#### TEXTE PRÉSENTÉ
Un autre problème lié à la MFA est que les formulaires courants ne sont pas totalement sécurisés. En 2017, le NIST américain a, par exemple, déconseillé la MFA par SMS et recommandé aux utilisateurs d’opter pour d’autres facteurs d’authentification. Plus récemment, des entreprises telles que Microsoft ont également supprimé la prise en charge de l’authentification à second facteur par SMS, craignant que les messages textuels contenant des OTP puissent être interceptés. Bien que de nombreux experts en sécurité estiment que l’authentification par SMS est toujours préférable à l’absence de second facteur d’authentification, de nombreux fournisseurs ont introduit des applications d’authentification dédiées pour les appareils mobiles et d’autres moyens plus sûrs pour vérifier les connexions.
L’avenir de la MFA
Alors que certains hésitent encore à utiliser la MFA, d’innombrables organisations (des entreprises technologiques aux universités publiques) ont adopté l’outil ; et des moyens plus simples d’authentifier les individus sont en train d’être mis au point. Les organisations des secteurs privé et public font évoluer le paysage de la sécurité vers le service, avec des politiques d’utilisateurs et/ou d’employés qui requièrent la MFA.
« Si l’on considère l’ensemble du secteur, les fournisseurs d’assurance cyber exigent aujourd’hui l’authentification à facteurs multiples [pour les polices d’assurance] », relève Sumit Bahl. Et c’est sans compter avec les services donnant l’exemple, qu’il s’agisse de Salesforce, Apple ou GitHub : « un changement se produit lorsque toutes ces tendances de haut niveau poussent les entreprises à penser à l’authentification à facteurs multiples ».
########
● EXERCICE 1: Recopiez le passage du texte sur la MFA qui commence par « Un autre problème » et se poursuit jusqu'à « vérifier les connexions. ».
● EXERCICE 2: D'après le texte sur la MFA, pourquoi des entreprises telles que Microsoft ont-elles supprimé la prise en charge de l'authentification à second facteur par SMS ?
#### EXTRAITS DE DONNÉES
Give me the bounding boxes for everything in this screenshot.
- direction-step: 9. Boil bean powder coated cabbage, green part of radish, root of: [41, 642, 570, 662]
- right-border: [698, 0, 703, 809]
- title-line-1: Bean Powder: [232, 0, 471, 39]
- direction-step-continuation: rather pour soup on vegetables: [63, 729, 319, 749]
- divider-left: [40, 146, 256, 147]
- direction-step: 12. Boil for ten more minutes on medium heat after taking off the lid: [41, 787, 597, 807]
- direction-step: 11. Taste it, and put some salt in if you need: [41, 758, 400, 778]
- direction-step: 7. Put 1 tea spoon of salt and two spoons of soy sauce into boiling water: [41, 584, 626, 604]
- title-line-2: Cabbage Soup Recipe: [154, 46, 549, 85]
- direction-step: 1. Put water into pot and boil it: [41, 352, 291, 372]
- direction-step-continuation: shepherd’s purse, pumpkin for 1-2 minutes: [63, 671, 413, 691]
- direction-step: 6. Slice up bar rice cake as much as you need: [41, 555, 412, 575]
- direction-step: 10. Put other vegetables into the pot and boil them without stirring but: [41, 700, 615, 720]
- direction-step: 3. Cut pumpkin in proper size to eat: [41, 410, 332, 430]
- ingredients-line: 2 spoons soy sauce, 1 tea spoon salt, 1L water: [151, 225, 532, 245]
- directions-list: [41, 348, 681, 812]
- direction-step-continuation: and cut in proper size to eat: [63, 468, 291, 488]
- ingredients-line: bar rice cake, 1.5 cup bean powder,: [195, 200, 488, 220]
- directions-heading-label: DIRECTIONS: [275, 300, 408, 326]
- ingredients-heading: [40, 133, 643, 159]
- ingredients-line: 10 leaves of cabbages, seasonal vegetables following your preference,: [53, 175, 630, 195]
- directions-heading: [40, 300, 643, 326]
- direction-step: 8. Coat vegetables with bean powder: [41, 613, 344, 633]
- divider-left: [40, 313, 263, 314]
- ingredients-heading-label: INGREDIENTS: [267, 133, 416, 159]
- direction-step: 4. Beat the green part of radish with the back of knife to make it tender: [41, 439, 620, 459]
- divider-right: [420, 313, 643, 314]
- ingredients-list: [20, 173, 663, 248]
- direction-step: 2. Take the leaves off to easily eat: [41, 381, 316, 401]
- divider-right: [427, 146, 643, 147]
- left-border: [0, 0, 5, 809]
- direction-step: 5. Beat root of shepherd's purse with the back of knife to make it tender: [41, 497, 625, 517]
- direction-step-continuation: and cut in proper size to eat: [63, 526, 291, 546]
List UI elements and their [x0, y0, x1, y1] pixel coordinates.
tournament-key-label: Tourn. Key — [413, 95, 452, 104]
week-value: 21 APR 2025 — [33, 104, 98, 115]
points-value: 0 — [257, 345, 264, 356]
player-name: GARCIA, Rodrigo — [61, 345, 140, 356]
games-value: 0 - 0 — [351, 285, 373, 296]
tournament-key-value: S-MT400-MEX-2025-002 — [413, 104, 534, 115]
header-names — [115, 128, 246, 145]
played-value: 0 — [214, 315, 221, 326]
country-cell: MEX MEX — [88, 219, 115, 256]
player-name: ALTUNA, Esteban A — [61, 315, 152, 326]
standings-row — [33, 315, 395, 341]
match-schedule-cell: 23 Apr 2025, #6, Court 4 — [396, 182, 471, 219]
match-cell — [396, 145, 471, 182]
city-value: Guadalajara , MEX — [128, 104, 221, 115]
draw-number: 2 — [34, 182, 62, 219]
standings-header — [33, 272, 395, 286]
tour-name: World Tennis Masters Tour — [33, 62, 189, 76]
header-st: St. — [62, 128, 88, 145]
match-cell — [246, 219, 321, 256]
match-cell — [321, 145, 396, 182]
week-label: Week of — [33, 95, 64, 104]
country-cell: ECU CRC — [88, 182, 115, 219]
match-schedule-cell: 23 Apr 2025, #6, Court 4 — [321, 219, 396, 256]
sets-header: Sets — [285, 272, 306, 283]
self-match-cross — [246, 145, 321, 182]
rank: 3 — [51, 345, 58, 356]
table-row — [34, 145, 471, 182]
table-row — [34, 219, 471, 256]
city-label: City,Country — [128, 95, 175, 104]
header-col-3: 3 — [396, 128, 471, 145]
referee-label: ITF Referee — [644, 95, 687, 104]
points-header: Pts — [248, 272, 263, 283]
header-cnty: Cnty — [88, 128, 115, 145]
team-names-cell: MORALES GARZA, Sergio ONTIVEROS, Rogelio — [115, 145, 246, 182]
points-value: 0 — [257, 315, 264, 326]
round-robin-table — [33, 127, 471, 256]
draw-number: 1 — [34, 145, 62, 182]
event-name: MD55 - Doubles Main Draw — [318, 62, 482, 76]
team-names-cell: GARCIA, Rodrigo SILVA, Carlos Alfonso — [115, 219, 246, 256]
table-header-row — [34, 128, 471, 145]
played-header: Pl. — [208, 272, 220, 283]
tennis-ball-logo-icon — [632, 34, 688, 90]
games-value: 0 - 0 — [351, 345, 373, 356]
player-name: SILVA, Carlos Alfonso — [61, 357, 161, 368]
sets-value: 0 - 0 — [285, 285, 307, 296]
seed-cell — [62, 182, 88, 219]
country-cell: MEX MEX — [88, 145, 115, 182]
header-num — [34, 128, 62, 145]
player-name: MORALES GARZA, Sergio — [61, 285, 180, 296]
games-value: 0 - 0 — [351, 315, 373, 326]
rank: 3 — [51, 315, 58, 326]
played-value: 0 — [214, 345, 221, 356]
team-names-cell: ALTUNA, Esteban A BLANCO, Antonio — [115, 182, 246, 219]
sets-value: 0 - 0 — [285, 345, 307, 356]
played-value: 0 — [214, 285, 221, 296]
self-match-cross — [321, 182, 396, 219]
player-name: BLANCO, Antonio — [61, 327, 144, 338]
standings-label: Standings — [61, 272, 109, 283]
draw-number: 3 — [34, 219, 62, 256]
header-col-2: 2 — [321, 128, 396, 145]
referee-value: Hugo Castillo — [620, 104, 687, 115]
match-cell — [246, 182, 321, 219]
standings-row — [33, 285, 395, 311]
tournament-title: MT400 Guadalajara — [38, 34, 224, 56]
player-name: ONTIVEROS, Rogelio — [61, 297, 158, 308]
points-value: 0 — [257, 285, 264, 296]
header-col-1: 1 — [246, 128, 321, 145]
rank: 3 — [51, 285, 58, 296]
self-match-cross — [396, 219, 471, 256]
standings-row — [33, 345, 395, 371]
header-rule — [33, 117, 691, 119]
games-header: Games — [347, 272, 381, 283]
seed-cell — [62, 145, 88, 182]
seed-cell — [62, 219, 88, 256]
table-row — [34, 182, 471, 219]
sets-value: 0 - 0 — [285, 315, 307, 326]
########
● RÉPONSE RÉDIGÉE 1:
Un autre problème lié à la MFA est que les formulaires courants ne sont pas totalement sécurisés. En 2017, le NIST américain a, par exemple, déconseillé la MFA par SMS et recommandé aux utilisateurs d’opter pour d’autres facteurs d’authentification. Plus récemment, des entreprises telles que Microsoft ont également supprimé la prise en charge de l’authentification à second facteur par SMS, craignant que les messages textuels contenant des OTP puissent être interceptés. Bien que de nombreux experts en sécurité estiment que l’authentification par SMS est toujours préférable à l’absence de second facteur d’authentification, de nombreux fournisseurs ont introduit des applications d’authentification dédiées pour les appareils mobiles et d’autres moyens plus sûrs pour vérifier les connexions.

● RÉPONSE RÉDIGÉE 2: Ces entreprises craignaient que les messages textuels contenant des OTP puissent être interceptés.